▶ **STATED EXERCISE**
Say how many lines of these entries include the word "English", and answer with the number alone.

▶ **EXERCISE MATERIALS**
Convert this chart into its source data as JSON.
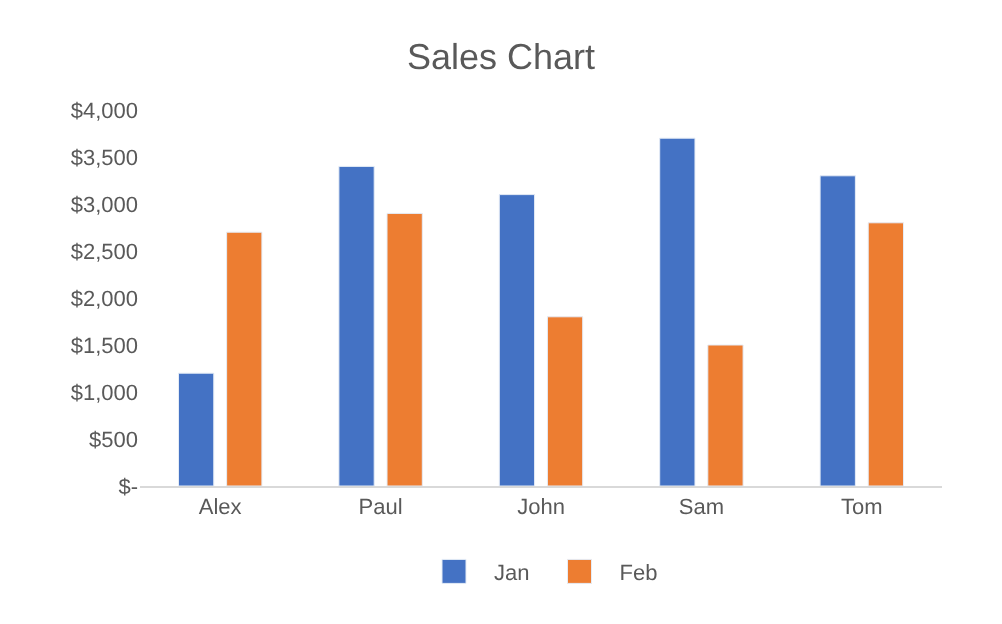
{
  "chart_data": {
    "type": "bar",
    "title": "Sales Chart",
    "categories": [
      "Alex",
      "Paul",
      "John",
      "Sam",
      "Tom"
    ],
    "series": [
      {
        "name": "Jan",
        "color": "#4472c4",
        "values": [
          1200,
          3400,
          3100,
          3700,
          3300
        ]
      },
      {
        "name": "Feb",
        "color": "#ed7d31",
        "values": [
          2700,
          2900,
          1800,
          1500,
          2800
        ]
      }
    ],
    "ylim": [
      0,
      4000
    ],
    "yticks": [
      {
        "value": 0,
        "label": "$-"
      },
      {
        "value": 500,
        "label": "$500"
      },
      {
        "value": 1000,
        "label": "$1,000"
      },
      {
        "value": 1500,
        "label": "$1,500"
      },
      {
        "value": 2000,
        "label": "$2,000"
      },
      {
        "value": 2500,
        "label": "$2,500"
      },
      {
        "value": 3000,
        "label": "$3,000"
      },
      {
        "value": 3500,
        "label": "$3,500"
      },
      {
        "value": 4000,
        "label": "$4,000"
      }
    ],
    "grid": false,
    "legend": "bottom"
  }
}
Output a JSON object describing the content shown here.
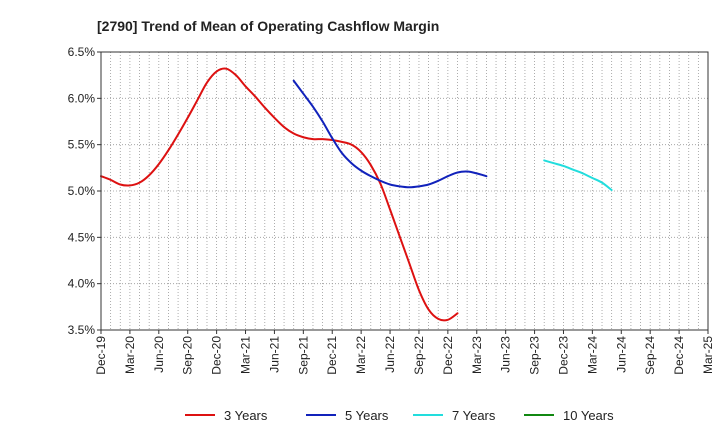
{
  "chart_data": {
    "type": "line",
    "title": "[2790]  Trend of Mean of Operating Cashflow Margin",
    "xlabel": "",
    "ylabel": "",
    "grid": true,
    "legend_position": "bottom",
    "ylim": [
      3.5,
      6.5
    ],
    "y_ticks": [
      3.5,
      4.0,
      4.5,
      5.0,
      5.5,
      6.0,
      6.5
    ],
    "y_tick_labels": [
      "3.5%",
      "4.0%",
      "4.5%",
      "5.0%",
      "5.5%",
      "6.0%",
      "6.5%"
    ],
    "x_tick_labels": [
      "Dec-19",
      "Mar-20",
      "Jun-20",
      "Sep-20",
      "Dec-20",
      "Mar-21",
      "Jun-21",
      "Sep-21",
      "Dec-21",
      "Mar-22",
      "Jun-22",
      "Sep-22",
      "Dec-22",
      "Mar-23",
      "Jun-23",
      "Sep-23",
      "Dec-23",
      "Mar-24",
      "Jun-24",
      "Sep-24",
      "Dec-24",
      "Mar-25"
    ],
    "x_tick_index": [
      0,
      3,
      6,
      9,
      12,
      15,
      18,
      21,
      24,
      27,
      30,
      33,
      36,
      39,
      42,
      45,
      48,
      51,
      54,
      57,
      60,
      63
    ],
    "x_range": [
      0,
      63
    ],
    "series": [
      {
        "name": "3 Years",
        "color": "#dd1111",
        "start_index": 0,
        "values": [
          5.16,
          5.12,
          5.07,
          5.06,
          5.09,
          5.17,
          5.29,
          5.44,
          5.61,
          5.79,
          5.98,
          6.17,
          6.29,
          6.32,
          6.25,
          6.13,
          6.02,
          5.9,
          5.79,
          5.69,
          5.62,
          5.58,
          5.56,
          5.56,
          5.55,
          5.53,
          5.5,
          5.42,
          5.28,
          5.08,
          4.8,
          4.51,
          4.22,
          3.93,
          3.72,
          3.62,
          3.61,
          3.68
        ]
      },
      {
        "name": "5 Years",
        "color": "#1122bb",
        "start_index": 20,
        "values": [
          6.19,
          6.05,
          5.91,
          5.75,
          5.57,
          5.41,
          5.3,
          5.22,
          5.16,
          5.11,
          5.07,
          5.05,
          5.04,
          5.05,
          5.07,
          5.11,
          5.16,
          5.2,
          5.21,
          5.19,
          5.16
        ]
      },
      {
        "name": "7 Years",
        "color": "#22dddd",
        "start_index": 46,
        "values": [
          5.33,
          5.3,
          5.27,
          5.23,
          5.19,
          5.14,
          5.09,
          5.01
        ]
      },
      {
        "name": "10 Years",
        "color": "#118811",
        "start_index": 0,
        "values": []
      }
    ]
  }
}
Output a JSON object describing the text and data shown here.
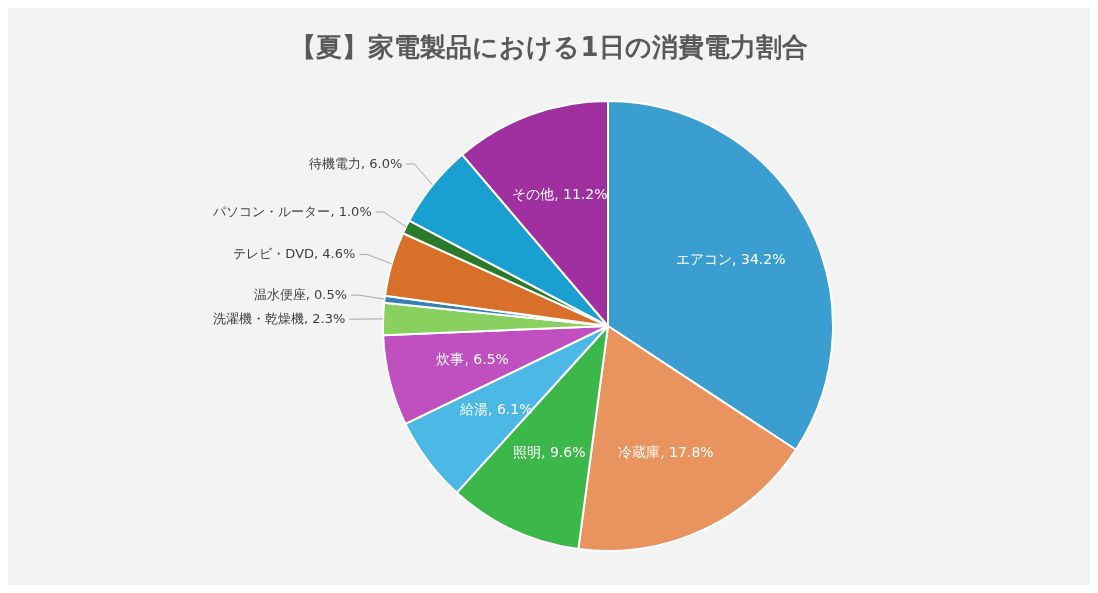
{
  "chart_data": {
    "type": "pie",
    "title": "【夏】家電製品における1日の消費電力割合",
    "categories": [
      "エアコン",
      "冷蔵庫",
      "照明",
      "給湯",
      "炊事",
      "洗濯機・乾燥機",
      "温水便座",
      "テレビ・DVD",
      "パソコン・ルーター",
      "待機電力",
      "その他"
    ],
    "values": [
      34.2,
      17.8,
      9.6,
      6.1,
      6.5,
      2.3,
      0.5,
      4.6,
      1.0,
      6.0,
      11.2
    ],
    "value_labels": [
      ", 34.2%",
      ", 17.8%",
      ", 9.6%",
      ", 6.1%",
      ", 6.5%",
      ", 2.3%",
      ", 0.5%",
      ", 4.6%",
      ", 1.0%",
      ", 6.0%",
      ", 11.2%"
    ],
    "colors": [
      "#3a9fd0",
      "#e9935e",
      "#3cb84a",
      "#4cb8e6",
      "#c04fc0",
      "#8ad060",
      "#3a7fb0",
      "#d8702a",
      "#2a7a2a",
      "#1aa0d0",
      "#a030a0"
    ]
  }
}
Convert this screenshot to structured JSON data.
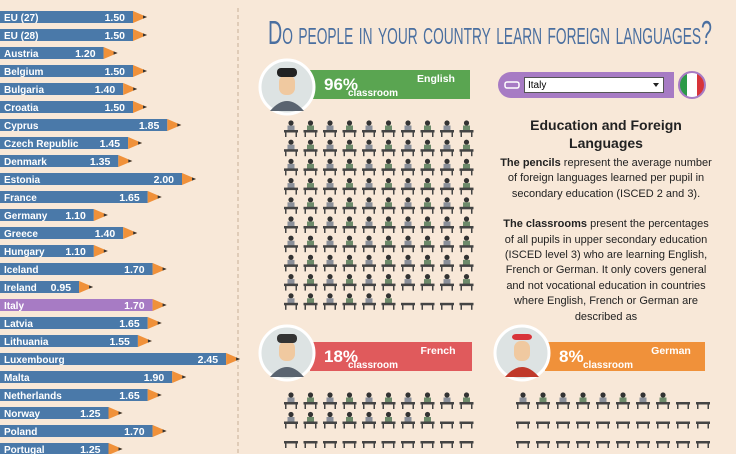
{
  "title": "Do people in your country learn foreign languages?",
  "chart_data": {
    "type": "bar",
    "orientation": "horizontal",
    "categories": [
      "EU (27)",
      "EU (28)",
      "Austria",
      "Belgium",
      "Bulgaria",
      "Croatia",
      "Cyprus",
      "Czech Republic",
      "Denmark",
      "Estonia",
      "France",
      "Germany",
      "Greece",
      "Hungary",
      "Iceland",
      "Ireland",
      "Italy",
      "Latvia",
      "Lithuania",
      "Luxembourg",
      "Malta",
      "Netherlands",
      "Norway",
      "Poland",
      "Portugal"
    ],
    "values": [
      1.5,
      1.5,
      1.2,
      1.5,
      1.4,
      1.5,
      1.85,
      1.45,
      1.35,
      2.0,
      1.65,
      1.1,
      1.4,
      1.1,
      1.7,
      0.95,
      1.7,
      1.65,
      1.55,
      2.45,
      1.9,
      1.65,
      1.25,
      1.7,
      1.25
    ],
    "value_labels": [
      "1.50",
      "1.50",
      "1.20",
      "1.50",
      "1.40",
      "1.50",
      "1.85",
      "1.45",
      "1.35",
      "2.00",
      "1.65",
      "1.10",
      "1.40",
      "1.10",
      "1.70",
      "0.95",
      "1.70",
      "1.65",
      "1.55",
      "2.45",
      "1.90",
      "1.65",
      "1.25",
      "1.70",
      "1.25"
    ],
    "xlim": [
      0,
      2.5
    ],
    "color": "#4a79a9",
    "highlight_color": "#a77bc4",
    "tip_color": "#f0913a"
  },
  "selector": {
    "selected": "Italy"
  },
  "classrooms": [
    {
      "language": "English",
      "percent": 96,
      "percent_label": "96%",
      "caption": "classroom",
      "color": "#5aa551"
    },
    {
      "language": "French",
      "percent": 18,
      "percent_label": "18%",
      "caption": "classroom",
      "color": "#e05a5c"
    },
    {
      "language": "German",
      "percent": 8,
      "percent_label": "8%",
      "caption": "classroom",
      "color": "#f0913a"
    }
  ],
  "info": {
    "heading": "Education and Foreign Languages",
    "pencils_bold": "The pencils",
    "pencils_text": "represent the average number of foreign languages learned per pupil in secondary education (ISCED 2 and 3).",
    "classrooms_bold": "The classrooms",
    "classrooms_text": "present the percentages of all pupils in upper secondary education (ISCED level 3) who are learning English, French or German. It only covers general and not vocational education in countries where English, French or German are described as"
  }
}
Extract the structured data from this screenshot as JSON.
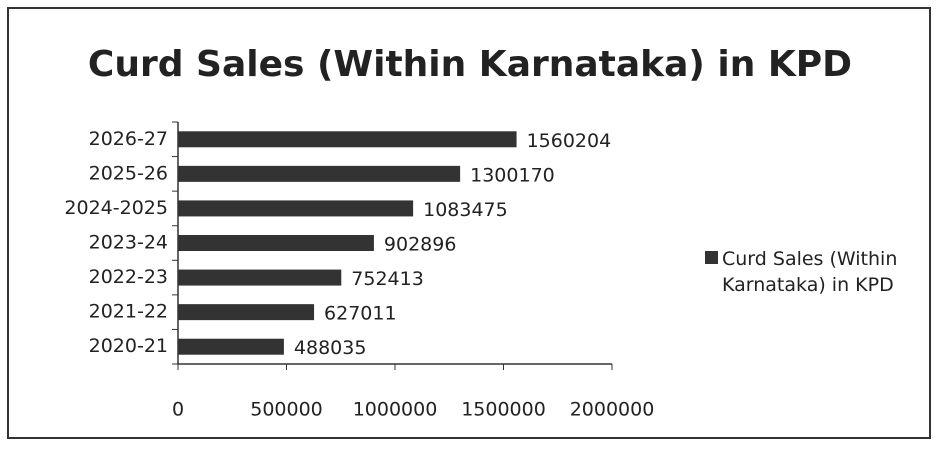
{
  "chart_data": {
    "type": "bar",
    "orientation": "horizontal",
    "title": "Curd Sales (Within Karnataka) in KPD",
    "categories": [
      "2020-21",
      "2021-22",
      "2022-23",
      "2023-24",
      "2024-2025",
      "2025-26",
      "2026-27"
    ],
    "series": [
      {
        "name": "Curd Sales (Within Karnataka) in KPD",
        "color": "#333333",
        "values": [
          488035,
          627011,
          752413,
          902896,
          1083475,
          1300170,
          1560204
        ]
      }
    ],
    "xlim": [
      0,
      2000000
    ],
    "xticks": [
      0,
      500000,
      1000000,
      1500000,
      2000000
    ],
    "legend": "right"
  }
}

▶ **EXERCISE OUTPUT**
2